Where a line in the listing contains the string "color", copy that line out.
--- start LISTED RECORDS ---
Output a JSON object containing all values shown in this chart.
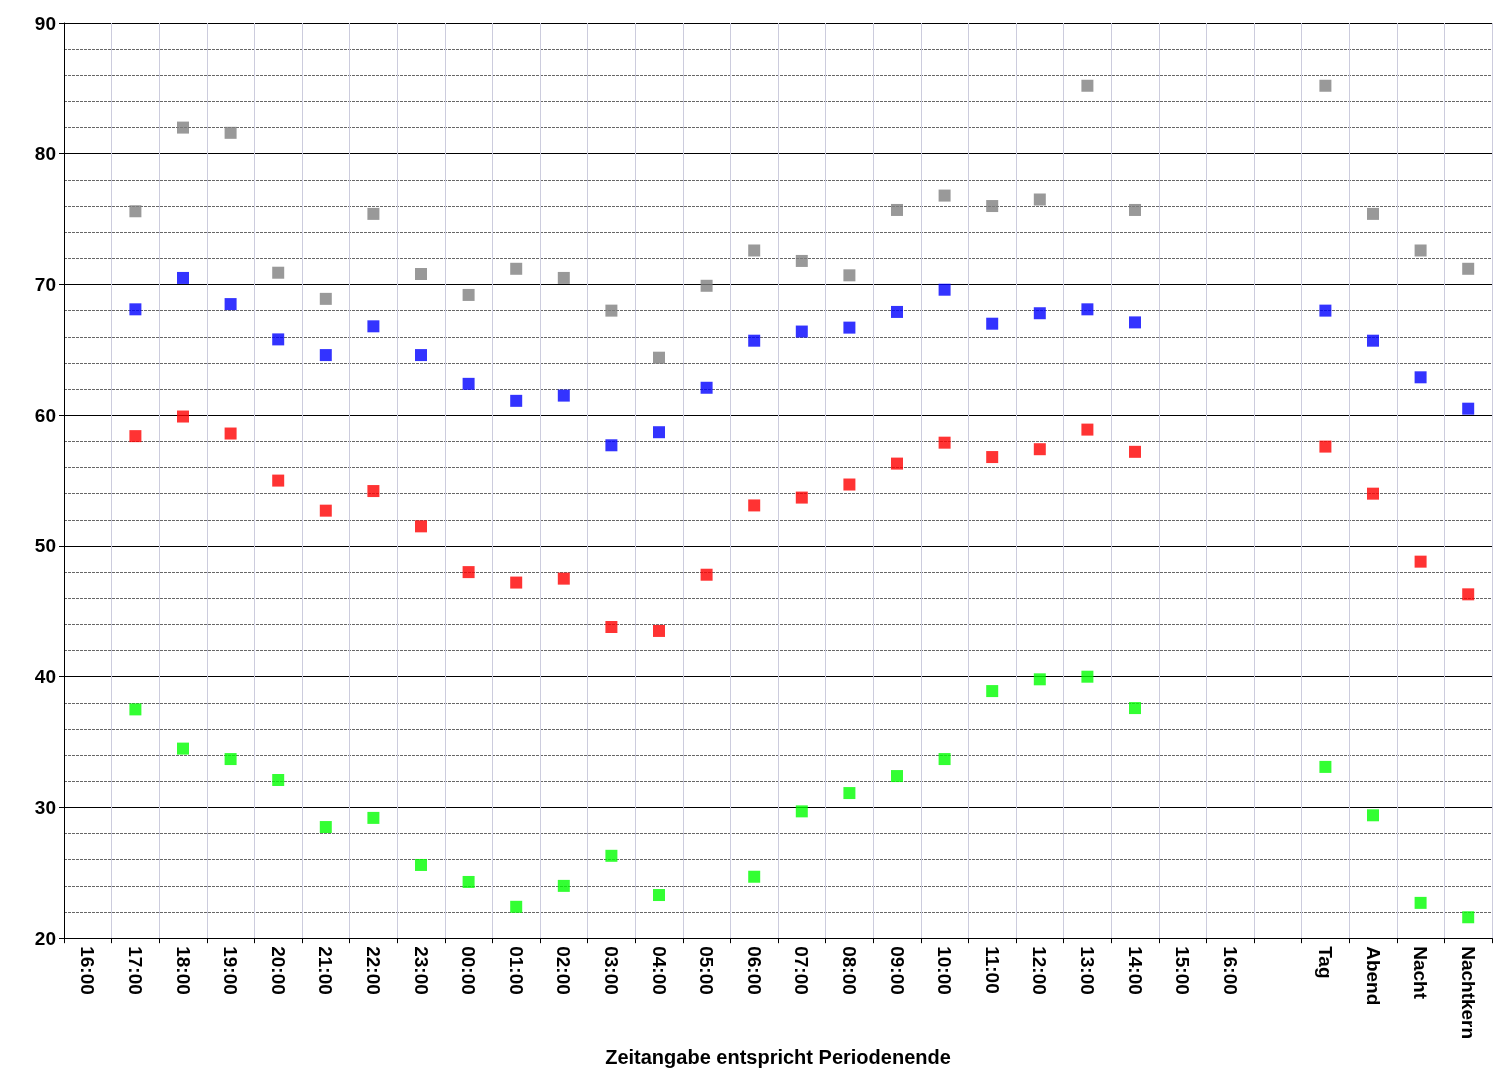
{
  "chart_data": {
    "type": "scatter",
    "xlabel": "Zeitangabe entspricht Periodenende",
    "categories": [
      "16:00",
      "17:00",
      "18:00",
      "19:00",
      "20:00",
      "21:00",
      "22:00",
      "23:00",
      "00:00",
      "01:00",
      "02:00",
      "03:00",
      "04:00",
      "05:00",
      "06:00",
      "07:00",
      "08:00",
      "09:00",
      "10:00",
      "11:00",
      "12:00",
      "13:00",
      "14:00",
      "15:00",
      "16:00",
      null,
      "Tag",
      "Abend",
      "Nacht",
      "Nachtkern"
    ],
    "series": [
      {
        "color": "#808080",
        "values": [
          null,
          75.6,
          82.0,
          81.6,
          70.9,
          68.9,
          75.4,
          70.8,
          69.2,
          71.2,
          70.5,
          68.0,
          64.4,
          69.9,
          72.6,
          71.8,
          70.7,
          75.7,
          76.8,
          76.0,
          76.5,
          85.2,
          75.7,
          null,
          null,
          null,
          85.2,
          75.4,
          72.6,
          71.2
        ]
      },
      {
        "color": "#0000ff",
        "values": [
          null,
          68.1,
          70.5,
          68.5,
          65.8,
          64.6,
          66.8,
          64.6,
          62.4,
          61.1,
          61.5,
          57.7,
          58.7,
          62.1,
          65.7,
          66.4,
          66.7,
          67.9,
          69.6,
          67.0,
          67.8,
          68.1,
          67.1,
          null,
          null,
          null,
          68.0,
          65.7,
          62.9,
          60.5
        ]
      },
      {
        "color": "#ff0000",
        "values": [
          null,
          58.4,
          59.9,
          58.6,
          55.0,
          52.7,
          54.2,
          51.5,
          48.0,
          47.2,
          47.5,
          43.8,
          43.5,
          47.8,
          53.1,
          53.7,
          54.7,
          56.3,
          57.9,
          56.8,
          57.4,
          58.9,
          57.2,
          null,
          null,
          null,
          57.6,
          54.0,
          48.8,
          46.3
        ]
      },
      {
        "color": "#00ff00",
        "values": [
          null,
          37.5,
          34.5,
          33.7,
          32.1,
          28.5,
          29.2,
          25.6,
          24.3,
          22.4,
          24.0,
          26.3,
          23.3,
          null,
          24.7,
          29.7,
          31.1,
          32.4,
          33.7,
          38.9,
          39.8,
          40.0,
          37.6,
          null,
          null,
          null,
          33.1,
          29.4,
          22.7,
          21.6
        ]
      }
    ],
    "ylim": [
      20,
      90
    ],
    "yticks": [
      20,
      30,
      40,
      50,
      60,
      70,
      80,
      90
    ],
    "grid": true,
    "marker": "square"
  }
}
--- end LISTED RECORDS ---
• RESULT OF THE TASK
        "color": "#808080",
        "color": "#0000ff",
        "color": "#ff0000",
        "color": "#00ff00",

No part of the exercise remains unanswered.